• **STATED GOAL**
What is the number of lines containing "Julia"? Give only that number.

• **EXERCISE DATA**

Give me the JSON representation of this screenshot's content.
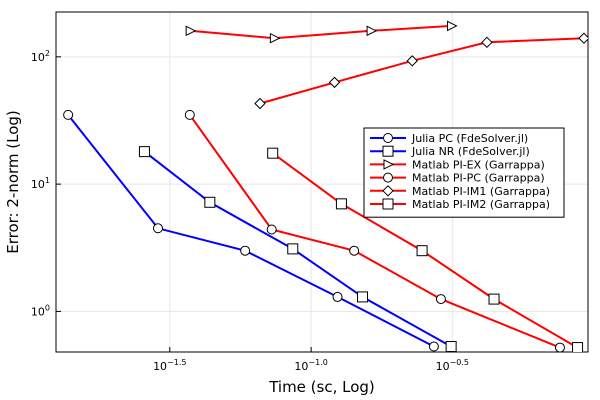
{
  "chart_data": {
    "type": "line",
    "title": "",
    "xlabel": "Time (sc, Log)",
    "ylabel": "Error: 2-norm (Log)",
    "x_scale": "log10",
    "y_scale": "log10",
    "xlim": [
      0.0125,
      0.955
    ],
    "ylim": [
      0.48,
      225
    ],
    "x_ticks": [
      {
        "value": 0.0316,
        "label": "10",
        "exp": "−1.5"
      },
      {
        "value": 0.1,
        "label": "10",
        "exp": "−1.0"
      },
      {
        "value": 0.316,
        "label": "10",
        "exp": "−0.5"
      }
    ],
    "y_ticks": [
      {
        "value": 1,
        "label": "10",
        "exp": "0"
      },
      {
        "value": 10,
        "label": "10",
        "exp": "1"
      },
      {
        "value": 100,
        "label": "10",
        "exp": "2"
      }
    ],
    "grid": true,
    "legend_position": "right-middle",
    "series": [
      {
        "name": "Julia PC (FdeSolver.jl)",
        "color": "#0000ff",
        "marker": "circle",
        "points": [
          [
            0.0138,
            35.0
          ],
          [
            0.0287,
            4.5
          ],
          [
            0.0584,
            3.0
          ],
          [
            0.124,
            1.3
          ],
          [
            0.272,
            0.53
          ]
        ]
      },
      {
        "name": "Julia NR (FdeSolver.jl)",
        "color": "#0000ff",
        "marker": "square",
        "points": [
          [
            0.0257,
            18.0
          ],
          [
            0.0438,
            7.2
          ],
          [
            0.0861,
            3.1
          ],
          [
            0.152,
            1.3
          ],
          [
            0.313,
            0.53
          ]
        ]
      },
      {
        "name": "Matlab PI-EX (Garrappa)",
        "color": "#ff0000",
        "marker": "triangle-right",
        "points": [
          [
            0.0373,
            160.0
          ],
          [
            0.0741,
            140.0
          ],
          [
            0.163,
            160.0
          ],
          [
            0.314,
            175.0
          ]
        ]
      },
      {
        "name": "Matlab PI-PC (Garrappa)",
        "color": "#ff0000",
        "marker": "circle",
        "points": [
          [
            0.0372,
            35.0
          ],
          [
            0.0725,
            4.4
          ],
          [
            0.142,
            3.0
          ],
          [
            0.288,
            1.25
          ],
          [
            0.76,
            0.52
          ]
        ]
      },
      {
        "name": "Matlab PI-IM1 (Garrappa)",
        "color": "#ff0000",
        "marker": "diamond",
        "points": [
          [
            0.0659,
            43.0
          ],
          [
            0.121,
            63.0
          ],
          [
            0.228,
            93.0
          ],
          [
            0.419,
            130.0
          ],
          [
            0.924,
            140.0
          ]
        ]
      },
      {
        "name": "Matlab PI-IM2 (Garrappa)",
        "color": "#ff0000",
        "marker": "square",
        "points": [
          [
            0.0731,
            17.5
          ],
          [
            0.128,
            7.0
          ],
          [
            0.247,
            3.0
          ],
          [
            0.444,
            1.25
          ],
          [
            0.877,
            0.52
          ]
        ]
      }
    ]
  }
}
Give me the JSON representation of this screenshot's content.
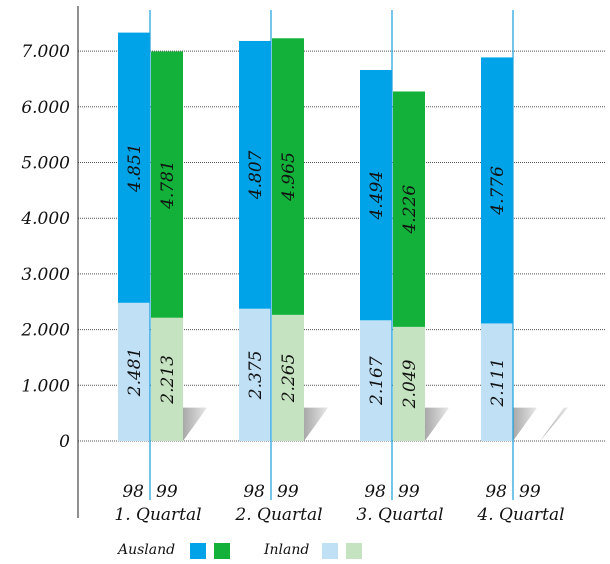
{
  "chart_data": {
    "type": "bar",
    "stacked": true,
    "title": "",
    "xlabel": "",
    "ylabel": "",
    "ylim": [
      0,
      7500
    ],
    "y_ticks": [
      "0",
      "1.000",
      "2.000",
      "3.000",
      "4.000",
      "5.000",
      "6.000",
      "7.000"
    ],
    "y_tick_values": [
      0,
      1000,
      2000,
      3000,
      4000,
      5000,
      6000,
      7000
    ],
    "grid": true,
    "categories": [
      "1. Quartal",
      "2. Quartal",
      "3. Quartal",
      "4. Quartal"
    ],
    "year_labels": [
      "98",
      "99"
    ],
    "series": [
      {
        "name": "Inland",
        "colors": {
          "98": "#bfe0f5",
          "99": "#c6e3c1"
        },
        "values": {
          "98": [
            2481,
            2375,
            2167,
            2111
          ],
          "99": [
            2213,
            2265,
            2049,
            null
          ]
        },
        "labels": {
          "98": [
            "2.481",
            "2.375",
            "2.167",
            "2.111"
          ],
          "99": [
            "2.213",
            "2.265",
            "2.049",
            ""
          ]
        }
      },
      {
        "name": "Ausland",
        "colors": {
          "98": "#00a3e8",
          "99": "#13b13a"
        },
        "values": {
          "98": [
            4851,
            4807,
            4494,
            4776
          ],
          "99": [
            4781,
            4965,
            4226,
            null
          ]
        },
        "labels": {
          "98": [
            "4.851",
            "4.807",
            "4.494",
            "4.776"
          ],
          "99": [
            "4.781",
            "4.965",
            "4.226",
            ""
          ]
        }
      }
    ],
    "legend_position": "bottom-left"
  },
  "legend": {
    "ausland_label": "Ausland",
    "inland_label": "Inland",
    "colors": {
      "ausland_98": "#00a3e8",
      "ausland_99": "#13b13a",
      "inland_98": "#bfe0f5",
      "inland_99": "#c6e3c1"
    }
  },
  "colors": {
    "divider": "#1a9fde",
    "grid": "#555555",
    "shadow": "#cccccc"
  }
}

• **TASK ANSWER**
2